Instructions for the task
Answer these from the account of forgotten history below:
(a) Which disease were white children in Port Moresby regularly checked for?
(b) In what year did the author arrive in the UK?
(c) Which region could none of the teachers in the author's three schools tell her anything about?

Author, publisher and co-founder of the Black and Asian Studies Association, Marika Sherwood, explores the idea of forgotten history by looking first at her own journey to understanding the politics of what is taught and what is omitted.
Image: Australian patrol office in Papua New Guinea 1964. Image Credit: Christopher Viner-Smith
Along with what was left of my Jewish family in Budapest after World War II, I migrated to Australia. I didn’t much like it there, so some years later went to work in Port Moresby, Papua New Guinea. White children there were regularly checked for the tuberculosis that was spreading fast as the native people had no resistance to it. When my son was diagnosed with the beginning of an infection, I had to return to Sydney. I went to university part-time as I had not understood the racial discrimination I had witnessed in Papua New Guinea; it didn’t help much. After some years, with guidance from a friend, I realised, to put it politely, that I was being miseducated. Brainwashed. But I persevered, and after graduating I migrated again, this time to the UK.
In school in Australia one was taught nothing about the native peoples of Australia. The British had come to christianise and civilise as they were the most civilised people on the planet. Everything about Britain, we had been taught, was glorious. That is not what I found when I arrived here in 1965 and began to teach in schools. Social class discrimination was disgraceful. Discrimination against people with dark skin was monstrous.
Ignorance among teachers was profound. None of those working in any of the three schools I taught in could tell me anything about the West Indies, from where most of our immigrant pupils had arrived. One could not even help me find the islands on a map. They had absolutely no interest in discovering anything about our West Indian children’s homelands, histories, or why they had come to the UK.
What the possible effect of this would have been on the children was brought home to me when a fellow teacher took me and my son to visit his parents, as I was new to England and had not been to Sussex. His kind parents asked my where I was from. ‘Hungary’, I replied. ‘Oh. Do you have your own language?’ ‘Yes.’ ‘Is it written?’ ‘Yes.’ ‘Oh. So are there even books in your language? And schools?’ ‘Yes, both,’ I replied.

Raw data
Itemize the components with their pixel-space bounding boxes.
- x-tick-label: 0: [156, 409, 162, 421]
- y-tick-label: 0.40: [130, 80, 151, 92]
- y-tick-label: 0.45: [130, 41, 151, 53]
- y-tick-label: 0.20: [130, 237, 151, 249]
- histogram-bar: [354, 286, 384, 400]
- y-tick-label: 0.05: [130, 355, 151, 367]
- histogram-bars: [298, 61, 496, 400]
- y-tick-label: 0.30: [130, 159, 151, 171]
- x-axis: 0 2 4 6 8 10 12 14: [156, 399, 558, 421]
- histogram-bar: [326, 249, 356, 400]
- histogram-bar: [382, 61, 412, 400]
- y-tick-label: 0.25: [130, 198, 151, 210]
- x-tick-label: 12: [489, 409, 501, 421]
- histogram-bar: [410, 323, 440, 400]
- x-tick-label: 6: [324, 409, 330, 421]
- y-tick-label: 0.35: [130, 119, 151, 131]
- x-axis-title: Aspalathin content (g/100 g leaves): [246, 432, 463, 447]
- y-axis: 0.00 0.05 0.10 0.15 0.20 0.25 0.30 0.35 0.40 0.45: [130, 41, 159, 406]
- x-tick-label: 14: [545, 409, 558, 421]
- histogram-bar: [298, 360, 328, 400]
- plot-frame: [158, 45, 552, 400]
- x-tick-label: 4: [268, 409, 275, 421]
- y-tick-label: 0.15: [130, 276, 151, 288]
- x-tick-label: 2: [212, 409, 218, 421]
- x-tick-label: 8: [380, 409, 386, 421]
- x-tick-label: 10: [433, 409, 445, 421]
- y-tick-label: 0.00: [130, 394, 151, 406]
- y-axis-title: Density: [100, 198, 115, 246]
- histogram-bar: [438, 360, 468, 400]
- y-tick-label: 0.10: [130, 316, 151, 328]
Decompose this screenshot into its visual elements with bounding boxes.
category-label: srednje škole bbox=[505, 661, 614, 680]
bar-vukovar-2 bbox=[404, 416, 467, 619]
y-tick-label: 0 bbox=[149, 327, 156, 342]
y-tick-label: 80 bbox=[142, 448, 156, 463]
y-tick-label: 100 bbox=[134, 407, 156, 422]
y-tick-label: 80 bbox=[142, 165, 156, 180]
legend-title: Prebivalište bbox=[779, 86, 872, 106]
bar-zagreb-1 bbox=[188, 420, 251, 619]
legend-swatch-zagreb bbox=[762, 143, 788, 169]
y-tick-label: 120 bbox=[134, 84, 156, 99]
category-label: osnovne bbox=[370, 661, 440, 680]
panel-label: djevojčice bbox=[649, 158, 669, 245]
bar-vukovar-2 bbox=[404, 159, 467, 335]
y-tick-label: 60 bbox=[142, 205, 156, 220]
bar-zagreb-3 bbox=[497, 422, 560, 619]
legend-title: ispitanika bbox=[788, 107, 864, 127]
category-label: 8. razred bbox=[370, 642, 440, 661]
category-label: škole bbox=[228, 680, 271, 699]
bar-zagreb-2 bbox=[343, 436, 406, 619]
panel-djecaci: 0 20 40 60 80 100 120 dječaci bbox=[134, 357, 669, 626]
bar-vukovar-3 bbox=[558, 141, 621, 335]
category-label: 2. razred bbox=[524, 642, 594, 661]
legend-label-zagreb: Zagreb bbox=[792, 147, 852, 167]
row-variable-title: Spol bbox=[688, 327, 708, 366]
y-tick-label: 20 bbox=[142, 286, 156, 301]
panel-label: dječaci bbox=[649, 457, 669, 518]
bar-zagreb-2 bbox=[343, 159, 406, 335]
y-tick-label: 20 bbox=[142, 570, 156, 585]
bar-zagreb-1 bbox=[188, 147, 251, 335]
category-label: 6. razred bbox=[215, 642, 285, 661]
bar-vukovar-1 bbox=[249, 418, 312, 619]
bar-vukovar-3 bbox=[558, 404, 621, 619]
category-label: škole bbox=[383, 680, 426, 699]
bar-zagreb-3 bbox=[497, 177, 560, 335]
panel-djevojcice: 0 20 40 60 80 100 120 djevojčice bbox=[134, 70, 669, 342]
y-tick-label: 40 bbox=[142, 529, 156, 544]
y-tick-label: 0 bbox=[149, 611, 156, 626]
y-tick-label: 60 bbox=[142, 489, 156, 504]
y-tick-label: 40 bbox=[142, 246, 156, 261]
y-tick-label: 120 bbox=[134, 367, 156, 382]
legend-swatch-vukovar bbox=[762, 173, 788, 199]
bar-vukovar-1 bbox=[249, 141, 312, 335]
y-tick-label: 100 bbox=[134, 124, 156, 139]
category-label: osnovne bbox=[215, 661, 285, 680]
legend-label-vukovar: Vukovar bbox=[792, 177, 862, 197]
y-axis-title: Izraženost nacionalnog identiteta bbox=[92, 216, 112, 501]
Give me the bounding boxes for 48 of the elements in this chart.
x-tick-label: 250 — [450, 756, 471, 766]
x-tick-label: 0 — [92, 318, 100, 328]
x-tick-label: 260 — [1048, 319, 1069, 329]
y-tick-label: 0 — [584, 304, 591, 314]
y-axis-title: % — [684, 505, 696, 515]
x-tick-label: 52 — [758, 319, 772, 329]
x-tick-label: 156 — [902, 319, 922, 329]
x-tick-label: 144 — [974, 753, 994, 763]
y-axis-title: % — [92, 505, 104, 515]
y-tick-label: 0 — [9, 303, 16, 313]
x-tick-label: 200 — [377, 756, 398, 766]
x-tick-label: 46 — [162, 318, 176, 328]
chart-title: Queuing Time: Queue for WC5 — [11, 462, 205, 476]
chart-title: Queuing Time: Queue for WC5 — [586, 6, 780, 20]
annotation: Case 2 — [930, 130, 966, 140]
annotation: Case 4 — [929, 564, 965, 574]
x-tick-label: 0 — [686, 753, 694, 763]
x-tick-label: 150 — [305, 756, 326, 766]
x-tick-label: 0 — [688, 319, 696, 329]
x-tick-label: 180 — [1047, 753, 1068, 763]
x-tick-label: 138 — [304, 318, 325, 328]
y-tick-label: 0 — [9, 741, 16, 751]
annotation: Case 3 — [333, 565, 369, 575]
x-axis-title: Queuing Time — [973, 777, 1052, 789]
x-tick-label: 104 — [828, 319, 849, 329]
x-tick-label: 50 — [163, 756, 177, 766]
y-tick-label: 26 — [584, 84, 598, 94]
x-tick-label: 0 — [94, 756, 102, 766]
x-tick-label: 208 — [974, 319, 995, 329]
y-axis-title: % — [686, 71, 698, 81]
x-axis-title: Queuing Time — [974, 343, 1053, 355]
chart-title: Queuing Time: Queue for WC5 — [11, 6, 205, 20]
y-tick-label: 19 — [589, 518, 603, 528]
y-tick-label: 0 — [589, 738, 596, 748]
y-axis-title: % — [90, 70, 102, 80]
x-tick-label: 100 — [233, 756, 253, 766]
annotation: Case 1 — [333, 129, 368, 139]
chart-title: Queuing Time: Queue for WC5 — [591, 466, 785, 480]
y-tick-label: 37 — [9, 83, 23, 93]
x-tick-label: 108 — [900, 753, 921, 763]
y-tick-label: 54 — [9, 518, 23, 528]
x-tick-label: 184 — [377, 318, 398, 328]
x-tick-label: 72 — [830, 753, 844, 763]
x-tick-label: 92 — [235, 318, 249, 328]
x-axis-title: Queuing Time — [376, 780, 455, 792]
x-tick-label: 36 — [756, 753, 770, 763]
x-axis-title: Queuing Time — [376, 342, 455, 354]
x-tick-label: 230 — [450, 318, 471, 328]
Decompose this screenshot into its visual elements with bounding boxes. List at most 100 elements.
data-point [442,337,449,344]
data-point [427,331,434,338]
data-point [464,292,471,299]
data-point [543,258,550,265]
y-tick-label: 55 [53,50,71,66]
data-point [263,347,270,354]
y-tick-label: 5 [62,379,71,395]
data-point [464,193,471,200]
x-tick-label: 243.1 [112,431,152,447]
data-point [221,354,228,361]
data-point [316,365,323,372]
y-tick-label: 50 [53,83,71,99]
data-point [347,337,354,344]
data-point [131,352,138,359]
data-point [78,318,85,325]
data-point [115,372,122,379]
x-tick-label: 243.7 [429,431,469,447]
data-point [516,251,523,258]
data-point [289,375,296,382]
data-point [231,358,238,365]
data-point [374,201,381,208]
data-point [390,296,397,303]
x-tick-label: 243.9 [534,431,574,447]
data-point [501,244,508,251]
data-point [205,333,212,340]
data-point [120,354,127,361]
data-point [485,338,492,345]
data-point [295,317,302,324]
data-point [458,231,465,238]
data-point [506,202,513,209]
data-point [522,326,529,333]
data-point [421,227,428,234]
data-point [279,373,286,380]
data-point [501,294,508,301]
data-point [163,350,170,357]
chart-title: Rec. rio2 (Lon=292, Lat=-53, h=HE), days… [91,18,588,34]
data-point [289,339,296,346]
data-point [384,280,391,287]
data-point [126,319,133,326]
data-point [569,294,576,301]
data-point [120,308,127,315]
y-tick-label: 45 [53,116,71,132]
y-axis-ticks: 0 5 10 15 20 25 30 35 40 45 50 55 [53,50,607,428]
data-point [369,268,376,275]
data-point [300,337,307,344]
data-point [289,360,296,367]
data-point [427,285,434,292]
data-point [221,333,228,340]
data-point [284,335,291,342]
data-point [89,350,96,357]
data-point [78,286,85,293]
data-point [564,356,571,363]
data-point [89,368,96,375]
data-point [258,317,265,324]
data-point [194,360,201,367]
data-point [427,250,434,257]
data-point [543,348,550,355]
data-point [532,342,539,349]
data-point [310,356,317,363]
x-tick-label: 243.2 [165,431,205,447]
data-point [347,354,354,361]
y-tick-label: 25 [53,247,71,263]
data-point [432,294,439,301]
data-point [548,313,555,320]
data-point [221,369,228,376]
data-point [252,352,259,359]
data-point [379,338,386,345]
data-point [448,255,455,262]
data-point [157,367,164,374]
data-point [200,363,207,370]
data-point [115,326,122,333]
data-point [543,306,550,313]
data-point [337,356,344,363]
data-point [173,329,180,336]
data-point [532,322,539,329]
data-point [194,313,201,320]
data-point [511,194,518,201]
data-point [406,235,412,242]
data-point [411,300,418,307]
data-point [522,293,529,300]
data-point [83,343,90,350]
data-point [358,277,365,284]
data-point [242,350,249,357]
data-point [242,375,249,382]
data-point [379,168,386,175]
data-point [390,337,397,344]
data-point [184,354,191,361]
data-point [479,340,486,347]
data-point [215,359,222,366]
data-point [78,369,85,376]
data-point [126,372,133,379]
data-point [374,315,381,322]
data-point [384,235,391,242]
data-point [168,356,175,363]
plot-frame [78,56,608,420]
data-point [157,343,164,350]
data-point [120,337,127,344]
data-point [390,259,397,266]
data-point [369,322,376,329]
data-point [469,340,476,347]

Expected answer
(a) Tuberculosis
(b) 1965
(c) The West Indies